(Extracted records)
::::

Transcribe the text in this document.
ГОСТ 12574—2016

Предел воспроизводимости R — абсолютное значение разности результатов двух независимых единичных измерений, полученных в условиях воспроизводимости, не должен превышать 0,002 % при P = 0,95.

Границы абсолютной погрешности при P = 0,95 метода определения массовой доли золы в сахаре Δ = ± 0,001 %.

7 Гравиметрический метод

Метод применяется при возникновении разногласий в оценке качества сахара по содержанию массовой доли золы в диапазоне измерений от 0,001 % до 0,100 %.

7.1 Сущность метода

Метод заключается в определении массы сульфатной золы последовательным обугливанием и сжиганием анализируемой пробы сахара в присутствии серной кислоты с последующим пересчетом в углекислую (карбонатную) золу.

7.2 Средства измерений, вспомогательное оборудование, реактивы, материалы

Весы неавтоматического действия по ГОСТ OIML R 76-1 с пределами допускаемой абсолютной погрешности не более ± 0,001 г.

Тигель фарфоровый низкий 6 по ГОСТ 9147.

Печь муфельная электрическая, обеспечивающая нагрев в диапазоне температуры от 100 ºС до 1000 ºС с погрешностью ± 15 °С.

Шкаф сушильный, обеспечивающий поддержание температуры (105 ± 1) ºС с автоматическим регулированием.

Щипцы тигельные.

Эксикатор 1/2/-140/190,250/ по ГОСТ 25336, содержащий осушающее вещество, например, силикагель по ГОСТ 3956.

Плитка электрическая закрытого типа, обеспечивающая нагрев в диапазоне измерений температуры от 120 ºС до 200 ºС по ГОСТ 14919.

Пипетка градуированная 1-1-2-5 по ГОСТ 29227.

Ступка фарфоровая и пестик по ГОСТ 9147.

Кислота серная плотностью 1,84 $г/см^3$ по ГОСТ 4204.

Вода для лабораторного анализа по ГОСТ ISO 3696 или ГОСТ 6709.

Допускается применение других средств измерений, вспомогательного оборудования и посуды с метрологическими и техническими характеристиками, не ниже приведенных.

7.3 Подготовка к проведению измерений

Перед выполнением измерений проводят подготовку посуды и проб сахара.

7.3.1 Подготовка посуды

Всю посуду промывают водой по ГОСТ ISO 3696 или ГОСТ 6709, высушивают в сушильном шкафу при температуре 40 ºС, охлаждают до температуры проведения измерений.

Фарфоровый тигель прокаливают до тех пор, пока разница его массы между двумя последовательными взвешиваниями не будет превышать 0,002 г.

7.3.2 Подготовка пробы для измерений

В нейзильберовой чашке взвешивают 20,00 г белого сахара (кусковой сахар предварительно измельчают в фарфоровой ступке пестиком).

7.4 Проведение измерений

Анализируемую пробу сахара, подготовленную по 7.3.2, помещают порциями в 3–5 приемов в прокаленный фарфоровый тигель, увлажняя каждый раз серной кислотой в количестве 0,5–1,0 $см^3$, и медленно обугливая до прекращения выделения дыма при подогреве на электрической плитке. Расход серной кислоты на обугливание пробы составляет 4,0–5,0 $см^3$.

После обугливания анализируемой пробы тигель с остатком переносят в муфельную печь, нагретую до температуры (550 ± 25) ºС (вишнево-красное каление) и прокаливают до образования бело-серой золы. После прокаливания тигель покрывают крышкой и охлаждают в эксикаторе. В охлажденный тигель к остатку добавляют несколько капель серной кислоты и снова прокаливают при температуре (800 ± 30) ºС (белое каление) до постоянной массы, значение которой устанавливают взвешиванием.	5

::::

◆ Description of the task ◆
Pick out each line that holds the string "температуры".

◆ Output below ◆
Печь муфельная электрическая, обеспечивающая нагрев в диапазоне температуры от 100 ºС до 1000 ºС с погрешностью ± 15 °С.
Шкаф сушильный, обеспечивающий поддержание температуры (105 ± 1) ºС с автоматическим регулированием.
Плитка электрическая закрытого типа, обеспечивающая нагрев в диапазоне измерений температуры от 120 ºС до 200 ºС по ГОСТ 14919.
Всю посуду промывают водой по ГОСТ ISO 3696 или ГОСТ 6709, высушивают в сушильном шкафу при температуре 40 ºС, охлаждают до температуры проведения измерений.
После обугливания анализируемой пробы тигель с остатком переносят в муфельную печь, нагретую до температуры (550 ± 25) ºС (вишнево-красное каление) и прокаливают до образования бело-серой золы. После прокаливания тигель покрывают крышкой и охлаждают в эксикаторе. В охлажденный тигель к остатку добавляют несколько капель серной кислоты и снова прокаливают при температуре (800 ± 30) ºС (белое каление) до постоянной массы, значение которой устанавливают взвешиванием.	5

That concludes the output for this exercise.